• [Short exercise]:
Copy every line of the data in which the word "with" occurs.
####################
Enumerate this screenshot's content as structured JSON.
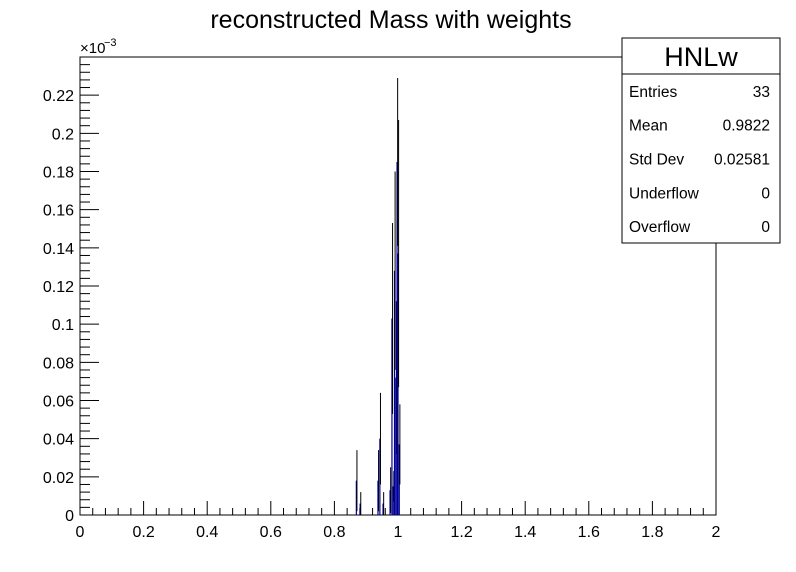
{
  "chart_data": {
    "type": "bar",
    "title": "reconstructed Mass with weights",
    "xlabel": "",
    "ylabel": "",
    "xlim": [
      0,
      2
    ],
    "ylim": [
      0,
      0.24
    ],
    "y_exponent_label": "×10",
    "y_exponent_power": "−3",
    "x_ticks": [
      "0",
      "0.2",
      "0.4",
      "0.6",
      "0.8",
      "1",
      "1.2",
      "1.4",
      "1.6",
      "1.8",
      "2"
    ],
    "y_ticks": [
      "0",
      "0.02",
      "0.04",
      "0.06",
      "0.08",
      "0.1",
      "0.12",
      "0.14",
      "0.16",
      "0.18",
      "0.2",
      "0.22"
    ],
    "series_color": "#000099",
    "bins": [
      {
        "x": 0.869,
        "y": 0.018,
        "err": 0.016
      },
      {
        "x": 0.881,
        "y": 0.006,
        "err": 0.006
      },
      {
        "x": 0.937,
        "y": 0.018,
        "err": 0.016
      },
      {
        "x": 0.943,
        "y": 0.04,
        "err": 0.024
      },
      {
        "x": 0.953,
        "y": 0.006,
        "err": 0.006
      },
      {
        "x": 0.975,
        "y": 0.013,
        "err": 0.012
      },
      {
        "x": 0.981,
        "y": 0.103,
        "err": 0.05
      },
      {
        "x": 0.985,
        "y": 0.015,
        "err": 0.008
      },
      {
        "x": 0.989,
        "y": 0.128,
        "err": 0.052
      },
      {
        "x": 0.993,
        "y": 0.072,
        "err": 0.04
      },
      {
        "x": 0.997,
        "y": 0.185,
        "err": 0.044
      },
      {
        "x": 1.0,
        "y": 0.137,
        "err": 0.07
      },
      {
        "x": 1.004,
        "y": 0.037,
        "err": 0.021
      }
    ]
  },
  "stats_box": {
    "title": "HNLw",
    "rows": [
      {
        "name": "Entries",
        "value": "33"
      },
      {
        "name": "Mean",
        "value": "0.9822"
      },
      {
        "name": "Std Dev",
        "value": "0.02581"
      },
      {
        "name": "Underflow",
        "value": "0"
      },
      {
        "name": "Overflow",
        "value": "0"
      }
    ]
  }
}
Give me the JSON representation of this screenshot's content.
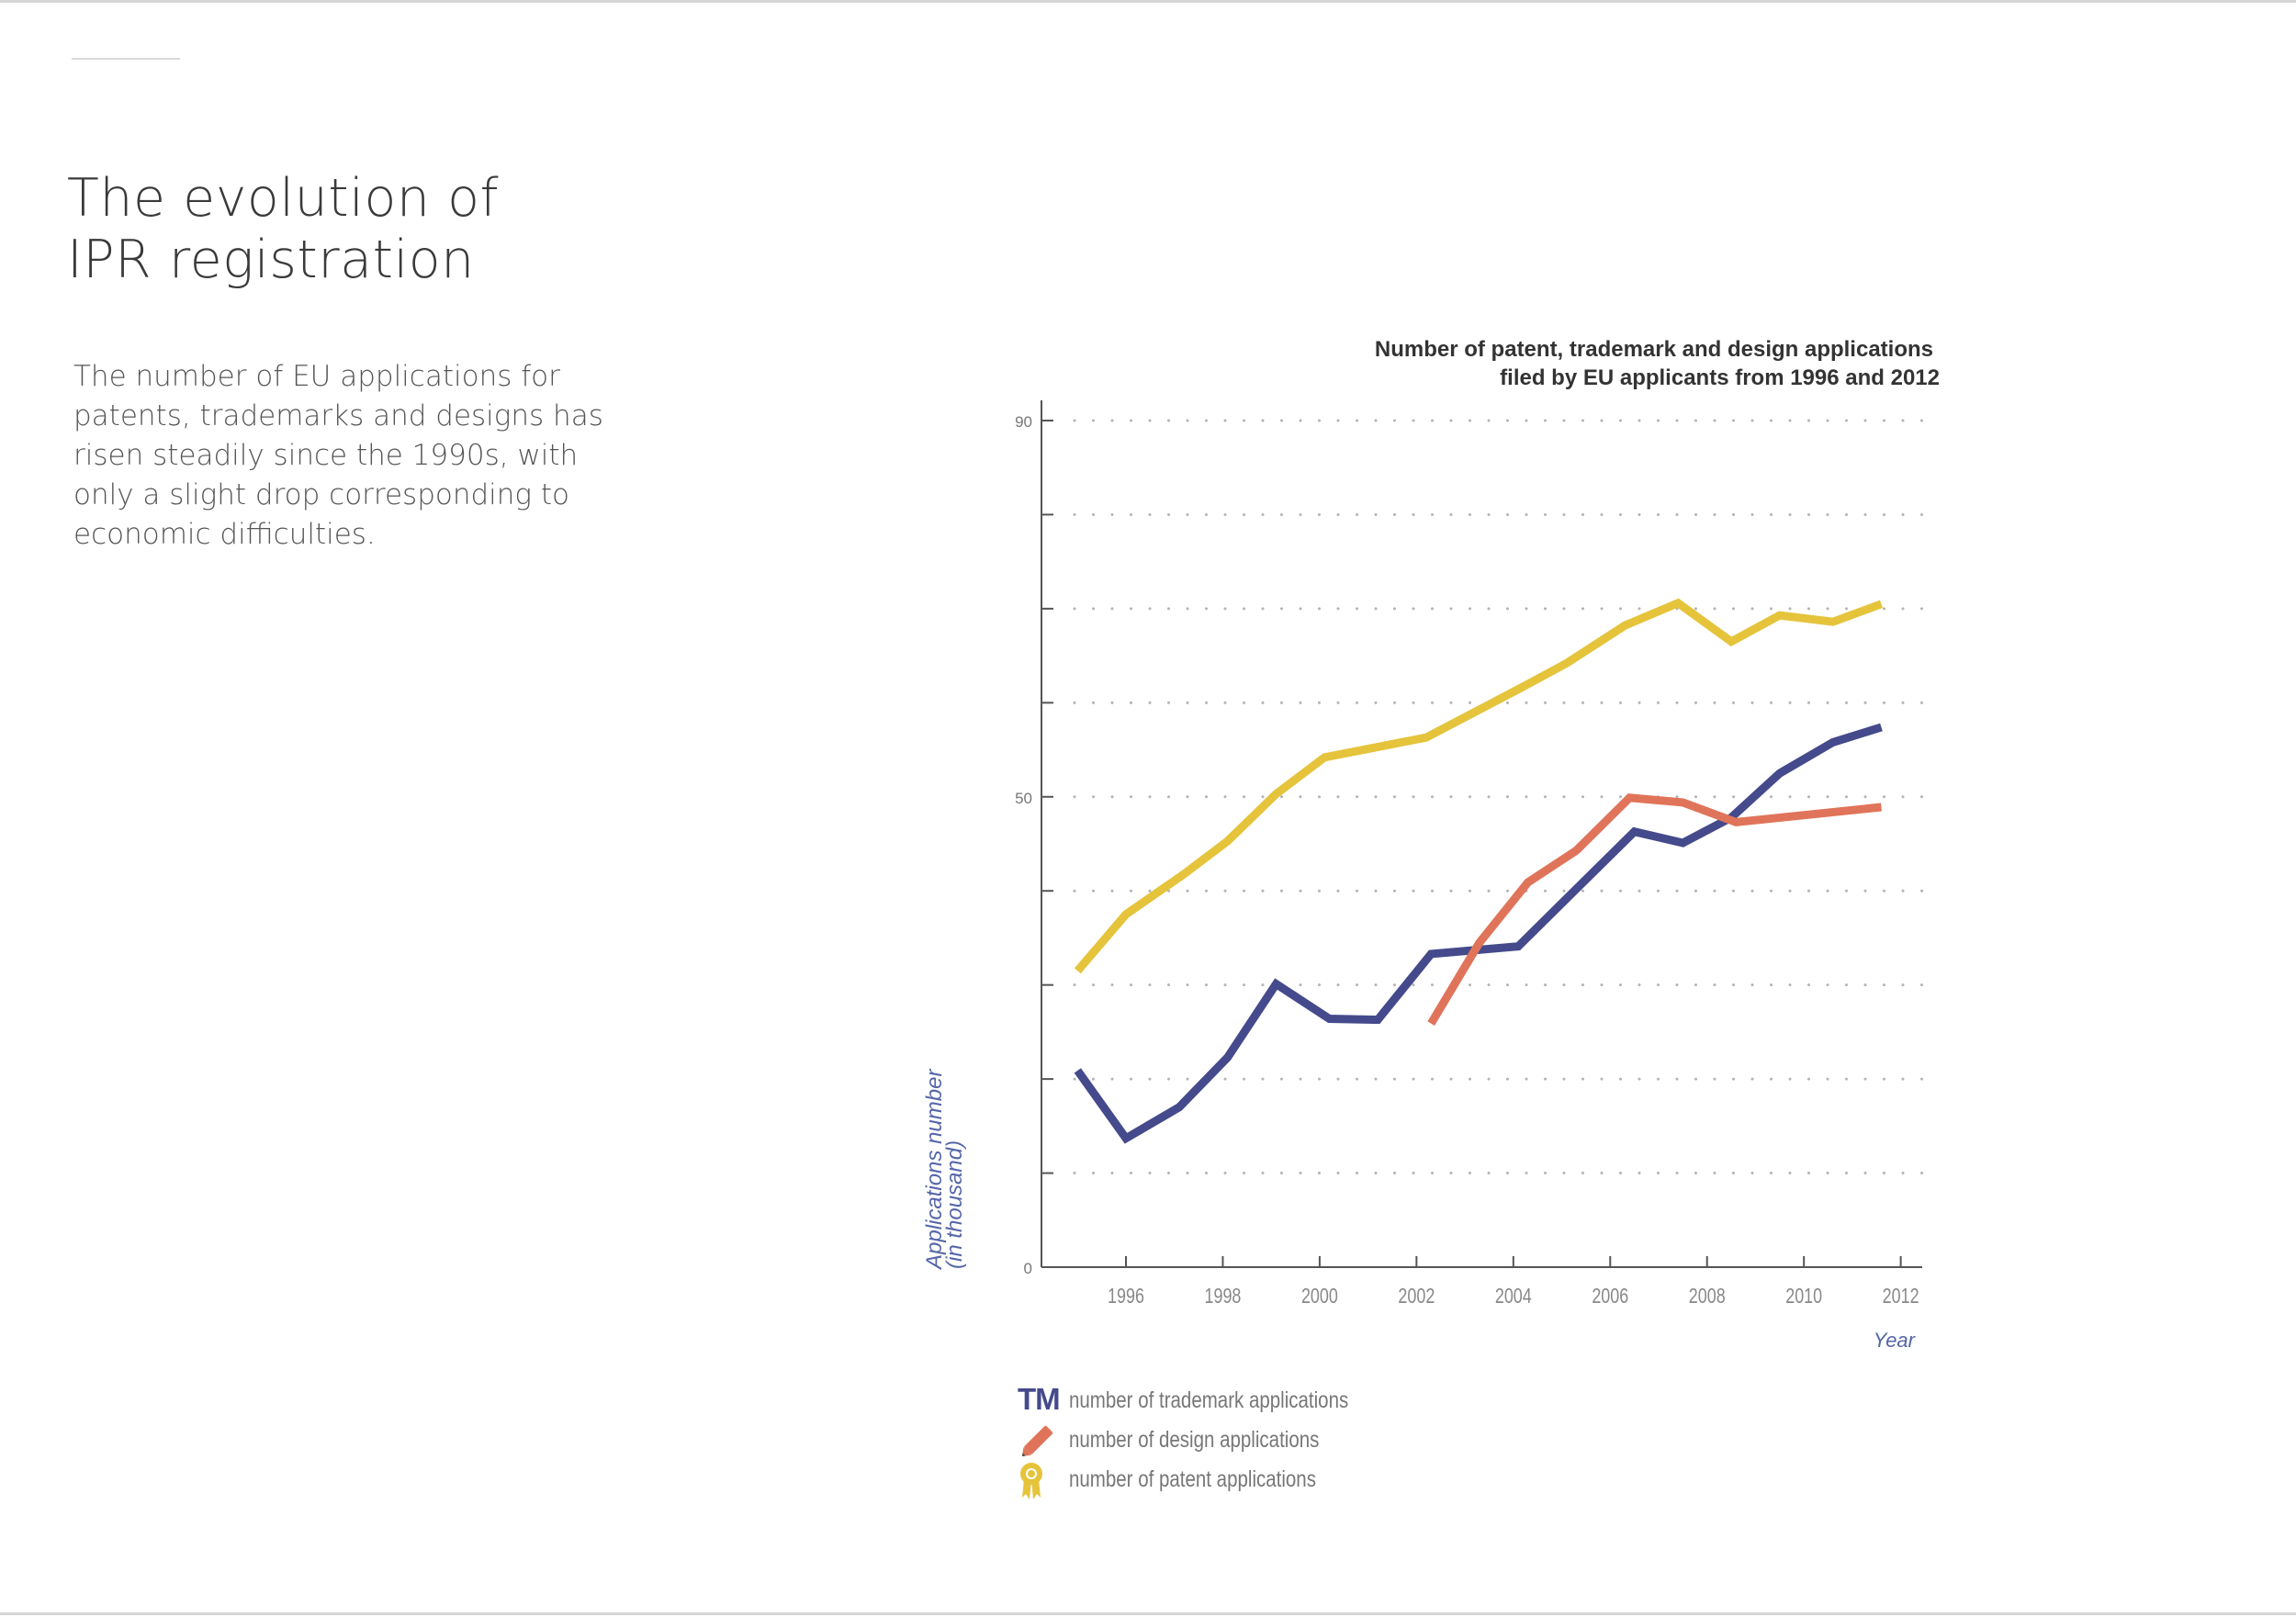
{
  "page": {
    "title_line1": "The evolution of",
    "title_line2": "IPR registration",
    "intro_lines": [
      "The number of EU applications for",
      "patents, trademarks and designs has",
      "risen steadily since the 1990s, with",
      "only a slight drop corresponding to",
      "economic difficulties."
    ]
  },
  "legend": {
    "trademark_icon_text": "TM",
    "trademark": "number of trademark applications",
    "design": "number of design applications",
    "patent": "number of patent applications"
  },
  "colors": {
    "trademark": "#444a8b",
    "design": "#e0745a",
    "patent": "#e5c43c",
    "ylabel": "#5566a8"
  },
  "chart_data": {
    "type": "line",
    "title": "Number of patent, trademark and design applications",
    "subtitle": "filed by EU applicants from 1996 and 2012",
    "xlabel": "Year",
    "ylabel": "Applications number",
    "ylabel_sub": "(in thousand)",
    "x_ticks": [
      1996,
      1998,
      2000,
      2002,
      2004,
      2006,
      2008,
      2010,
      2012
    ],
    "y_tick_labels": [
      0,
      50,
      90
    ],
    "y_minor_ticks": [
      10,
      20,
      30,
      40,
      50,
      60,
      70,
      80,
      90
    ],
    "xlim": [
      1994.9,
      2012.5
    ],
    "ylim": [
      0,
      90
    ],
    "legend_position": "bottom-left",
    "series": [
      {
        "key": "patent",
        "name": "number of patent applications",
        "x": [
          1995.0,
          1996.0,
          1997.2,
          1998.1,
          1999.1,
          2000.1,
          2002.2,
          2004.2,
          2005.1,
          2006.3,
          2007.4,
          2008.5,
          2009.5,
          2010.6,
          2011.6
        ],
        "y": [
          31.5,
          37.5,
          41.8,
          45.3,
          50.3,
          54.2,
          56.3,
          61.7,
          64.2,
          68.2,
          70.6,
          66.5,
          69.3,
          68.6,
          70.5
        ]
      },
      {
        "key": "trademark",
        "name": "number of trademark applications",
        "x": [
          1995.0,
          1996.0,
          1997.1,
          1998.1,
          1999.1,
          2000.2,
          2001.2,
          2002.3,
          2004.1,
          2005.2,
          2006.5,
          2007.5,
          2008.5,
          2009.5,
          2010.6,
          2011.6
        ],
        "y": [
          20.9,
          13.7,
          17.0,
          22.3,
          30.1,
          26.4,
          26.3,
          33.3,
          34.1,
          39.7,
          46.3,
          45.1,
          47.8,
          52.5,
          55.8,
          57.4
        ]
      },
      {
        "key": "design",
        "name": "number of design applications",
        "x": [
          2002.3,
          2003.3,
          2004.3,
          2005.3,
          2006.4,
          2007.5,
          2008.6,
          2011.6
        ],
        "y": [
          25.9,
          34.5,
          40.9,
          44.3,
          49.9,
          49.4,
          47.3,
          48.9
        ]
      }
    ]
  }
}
####################
• [Exercise solution]:
    "title": "reconstructed Mass with weights",
      "risen steadily since the 1990s, with",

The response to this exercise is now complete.